SUPPLIED DATA:
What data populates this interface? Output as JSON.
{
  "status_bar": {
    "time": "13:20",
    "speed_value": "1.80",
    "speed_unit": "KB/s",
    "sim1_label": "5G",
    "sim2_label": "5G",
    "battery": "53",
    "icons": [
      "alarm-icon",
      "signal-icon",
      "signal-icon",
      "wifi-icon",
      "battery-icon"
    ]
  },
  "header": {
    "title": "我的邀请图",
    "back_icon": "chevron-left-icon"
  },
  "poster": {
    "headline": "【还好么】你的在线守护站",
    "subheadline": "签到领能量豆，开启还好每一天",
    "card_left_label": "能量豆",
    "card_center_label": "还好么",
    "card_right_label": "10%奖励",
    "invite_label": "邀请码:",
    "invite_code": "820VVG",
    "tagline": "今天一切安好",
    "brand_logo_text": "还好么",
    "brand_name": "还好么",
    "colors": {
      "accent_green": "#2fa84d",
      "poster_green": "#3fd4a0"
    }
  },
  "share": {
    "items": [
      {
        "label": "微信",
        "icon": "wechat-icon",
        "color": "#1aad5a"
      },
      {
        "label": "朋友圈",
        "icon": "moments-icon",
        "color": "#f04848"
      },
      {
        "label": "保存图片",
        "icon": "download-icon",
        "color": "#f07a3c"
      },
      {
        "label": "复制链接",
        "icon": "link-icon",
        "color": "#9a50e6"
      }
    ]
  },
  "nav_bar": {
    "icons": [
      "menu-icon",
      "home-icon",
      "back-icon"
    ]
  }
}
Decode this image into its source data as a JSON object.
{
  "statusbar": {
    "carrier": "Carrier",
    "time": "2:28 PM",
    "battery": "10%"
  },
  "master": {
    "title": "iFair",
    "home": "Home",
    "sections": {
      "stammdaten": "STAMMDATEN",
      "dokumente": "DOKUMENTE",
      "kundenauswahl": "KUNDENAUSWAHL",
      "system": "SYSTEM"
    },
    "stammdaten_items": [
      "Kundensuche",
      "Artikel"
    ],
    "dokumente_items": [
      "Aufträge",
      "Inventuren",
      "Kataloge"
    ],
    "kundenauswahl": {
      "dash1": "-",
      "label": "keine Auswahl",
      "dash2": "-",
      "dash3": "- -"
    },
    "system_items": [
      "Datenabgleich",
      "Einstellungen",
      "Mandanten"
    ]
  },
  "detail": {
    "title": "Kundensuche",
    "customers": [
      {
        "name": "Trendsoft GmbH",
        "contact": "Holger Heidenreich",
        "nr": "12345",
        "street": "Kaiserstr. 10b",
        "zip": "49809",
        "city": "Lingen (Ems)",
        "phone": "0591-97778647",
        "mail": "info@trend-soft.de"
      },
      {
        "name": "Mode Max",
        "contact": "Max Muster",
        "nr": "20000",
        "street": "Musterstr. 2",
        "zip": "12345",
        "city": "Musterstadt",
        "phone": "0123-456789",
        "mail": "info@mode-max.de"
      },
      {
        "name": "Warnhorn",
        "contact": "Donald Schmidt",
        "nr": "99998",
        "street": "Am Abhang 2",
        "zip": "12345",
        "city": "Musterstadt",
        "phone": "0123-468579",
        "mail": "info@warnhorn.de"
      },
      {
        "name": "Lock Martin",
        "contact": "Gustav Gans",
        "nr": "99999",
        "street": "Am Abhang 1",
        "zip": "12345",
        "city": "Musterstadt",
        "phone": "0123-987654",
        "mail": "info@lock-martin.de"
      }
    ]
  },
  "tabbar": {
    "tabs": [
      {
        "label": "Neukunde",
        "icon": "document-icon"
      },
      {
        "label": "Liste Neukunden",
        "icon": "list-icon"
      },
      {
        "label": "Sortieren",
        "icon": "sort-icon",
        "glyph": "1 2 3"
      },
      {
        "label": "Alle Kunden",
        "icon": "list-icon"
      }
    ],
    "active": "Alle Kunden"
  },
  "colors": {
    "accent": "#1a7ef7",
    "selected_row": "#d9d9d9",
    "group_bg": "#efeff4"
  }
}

TASK BRIEF:
Go through the listing above and return every line where the word "title" occurs.

OUTPUT FOR THIS TASK:
    "title": "我的邀请图",
    "title": "iFair",
    "title": "Kundensuche",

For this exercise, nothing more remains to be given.